● **Task**:
From the listing, collect all lines containing the word "untitled".
───── Exercise inputs
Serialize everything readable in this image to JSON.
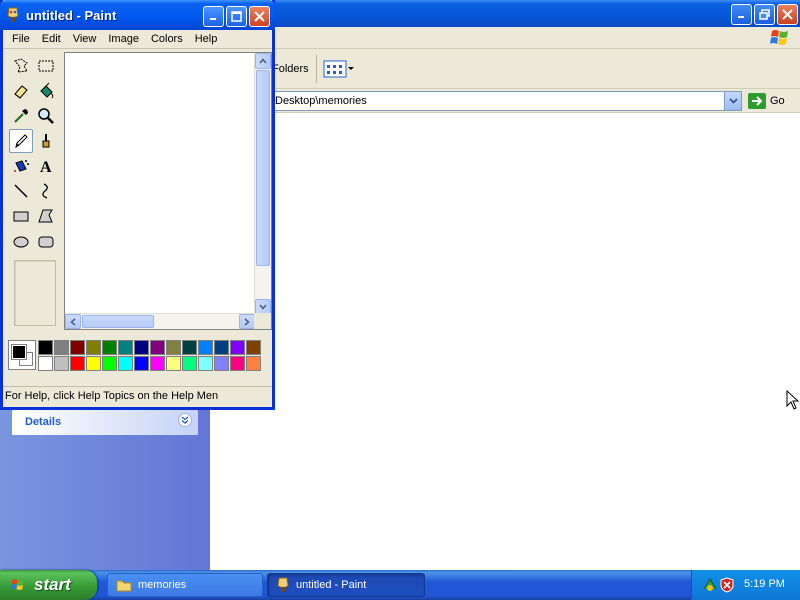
{
  "paint": {
    "title": "untitled - Paint",
    "menu": [
      "File",
      "Edit",
      "View",
      "Image",
      "Colors",
      "Help"
    ],
    "status": "For Help, click Help Topics on the Help Men",
    "palette": [
      "#000000",
      "#808080",
      "#800000",
      "#808000",
      "#008000",
      "#008080",
      "#000080",
      "#800080",
      "#808040",
      "#004040",
      "#0080ff",
      "#004080",
      "#8000ff",
      "#804000",
      "#ffffff",
      "#c0c0c0",
      "#ff0000",
      "#ffff00",
      "#00ff00",
      "#00ffff",
      "#0000ff",
      "#ff00ff",
      "#ffff80",
      "#00ff80",
      "#80ffff",
      "#8080ff",
      "#ff0080",
      "#ff8040"
    ],
    "foreground": "#000000",
    "background": "#ffffff"
  },
  "explorer": {
    "toolbar_folders": "Folders",
    "address": "Desktop\\memories",
    "go_label": "Go",
    "details_label": "Details"
  },
  "taskbar": {
    "start_label": "start",
    "tasks": [
      {
        "label": "memories",
        "active": false
      },
      {
        "label": "untitled - Paint",
        "active": true
      }
    ],
    "clock": "5:19 PM"
  }
}
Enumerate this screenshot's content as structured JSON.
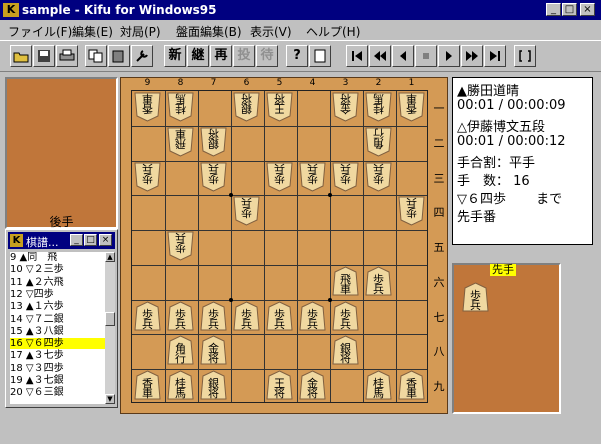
{
  "window": {
    "title": "sample - Kifu for Windows95",
    "app_icon": "K"
  },
  "menu": [
    "ファイル(F)",
    "編集(E)",
    "対局(P)",
    "盤面編集(B)",
    "表示(V)",
    "ヘルプ(H)"
  ],
  "toolbar": {
    "new_label": "新",
    "continue_label": "継",
    "replay_label": "再",
    "resign_label": "投",
    "pass_label": "待"
  },
  "board": {
    "col_numbers": [
      "9",
      "8",
      "7",
      "6",
      "5",
      "4",
      "3",
      "2",
      "1"
    ],
    "row_numbers": [
      "一",
      "二",
      "三",
      "四",
      "五",
      "六",
      "七",
      "八",
      "九"
    ]
  },
  "pieces": [
    {
      "char": "香車",
      "side": "gote",
      "col": 9,
      "row": 1
    },
    {
      "char": "桂馬",
      "side": "gote",
      "col": 8,
      "row": 1
    },
    {
      "char": "王将",
      "side": "gote",
      "col": 5,
      "row": 1
    },
    {
      "char": "銀将",
      "side": "gote",
      "col": 6,
      "row": 1
    },
    {
      "char": "金将",
      "side": "gote",
      "col": 3,
      "row": 1
    },
    {
      "char": "桂馬",
      "side": "gote",
      "col": 2,
      "row": 1
    },
    {
      "char": "香車",
      "side": "gote",
      "col": 1,
      "row": 1
    },
    {
      "char": "飛車",
      "side": "gote",
      "col": 8,
      "row": 2
    },
    {
      "char": "銀将",
      "side": "gote",
      "col": 7,
      "row": 2
    },
    {
      "char": "角行",
      "side": "gote",
      "col": 2,
      "row": 2
    },
    {
      "char": "歩兵",
      "side": "gote",
      "col": 9,
      "row": 3
    },
    {
      "char": "歩兵",
      "side": "gote",
      "col": 7,
      "row": 3
    },
    {
      "char": "歩兵",
      "side": "gote",
      "col": 5,
      "row": 3
    },
    {
      "char": "歩兵",
      "side": "gote",
      "col": 4,
      "row": 3
    },
    {
      "char": "歩兵",
      "side": "gote",
      "col": 3,
      "row": 3
    },
    {
      "char": "歩兵",
      "side": "gote",
      "col": 2,
      "row": 3
    },
    {
      "char": "歩兵",
      "side": "gote",
      "col": 6,
      "row": 4
    },
    {
      "char": "歩兵",
      "side": "gote",
      "col": 1,
      "row": 4
    },
    {
      "char": "歩兵",
      "side": "gote",
      "col": 8,
      "row": 5
    },
    {
      "char": "飛車",
      "side": "sente",
      "col": 3,
      "row": 6
    },
    {
      "char": "歩兵",
      "side": "sente",
      "col": 2,
      "row": 6
    },
    {
      "char": "歩兵",
      "side": "sente",
      "col": 9,
      "row": 7
    },
    {
      "char": "歩兵",
      "side": "sente",
      "col": 8,
      "row": 7
    },
    {
      "char": "歩兵",
      "side": "sente",
      "col": 7,
      "row": 7
    },
    {
      "char": "歩兵",
      "side": "sente",
      "col": 6,
      "row": 7
    },
    {
      "char": "歩兵",
      "side": "sente",
      "col": 5,
      "row": 7
    },
    {
      "char": "歩兵",
      "side": "sente",
      "col": 4,
      "row": 7
    },
    {
      "char": "歩兵",
      "side": "sente",
      "col": 3,
      "row": 7
    },
    {
      "char": "角行",
      "side": "sente",
      "col": 8,
      "row": 8
    },
    {
      "char": "金将",
      "side": "sente",
      "col": 7,
      "row": 8
    },
    {
      "char": "銀将",
      "side": "sente",
      "col": 3,
      "row": 8
    },
    {
      "char": "香車",
      "side": "sente",
      "col": 9,
      "row": 9
    },
    {
      "char": "桂馬",
      "side": "sente",
      "col": 8,
      "row": 9
    },
    {
      "char": "銀将",
      "side": "sente",
      "col": 7,
      "row": 9
    },
    {
      "char": "王将",
      "side": "sente",
      "col": 5,
      "row": 9
    },
    {
      "char": "金将",
      "side": "sente",
      "col": 4,
      "row": 9
    },
    {
      "char": "桂馬",
      "side": "sente",
      "col": 2,
      "row": 9
    },
    {
      "char": "香車",
      "side": "sente",
      "col": 1,
      "row": 9
    }
  ],
  "gote_label": "後手",
  "sente_label": "先手",
  "sente_hand_piece": "歩兵",
  "info": {
    "sente_name": "▲勝田道晴",
    "sente_time": "00:01 / 00:00:09",
    "gote_name": "△伊藤博文五段",
    "gote_time": "00:01 / 00:00:12",
    "handicap": "手合割：平手",
    "move_count": "手　数： 16",
    "last_move": "▽６四歩　　 まで",
    "turn": "先手番"
  },
  "kifu_window": {
    "title": "棋譜...",
    "icon": "K",
    "moves": [
      {
        "text": "  9 ▲同　飛",
        "selected": false
      },
      {
        "text": " 10 ▽２三歩",
        "selected": false
      },
      {
        "text": " 11 ▲２六飛",
        "selected": false
      },
      {
        "text": " 12 ▽四歩",
        "selected": false
      },
      {
        "text": " 13 ▲１六歩",
        "selected": false
      },
      {
        "text": " 14 ▽７二銀",
        "selected": false
      },
      {
        "text": " 15 ▲３八銀",
        "selected": false
      },
      {
        "text": " 16 ▽６四歩",
        "selected": true
      },
      {
        "text": " 17 ▲３七歩",
        "selected": false
      },
      {
        "text": " 18 ▽３四歩",
        "selected": false
      },
      {
        "text": " 19 ▲３七銀",
        "selected": false
      },
      {
        "text": " 20 ▽６三銀",
        "selected": false
      }
    ]
  }
}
──────────
● **Solution to the problem**:
    "title": "untitled - Paint",
        "label": "untitled - Paint",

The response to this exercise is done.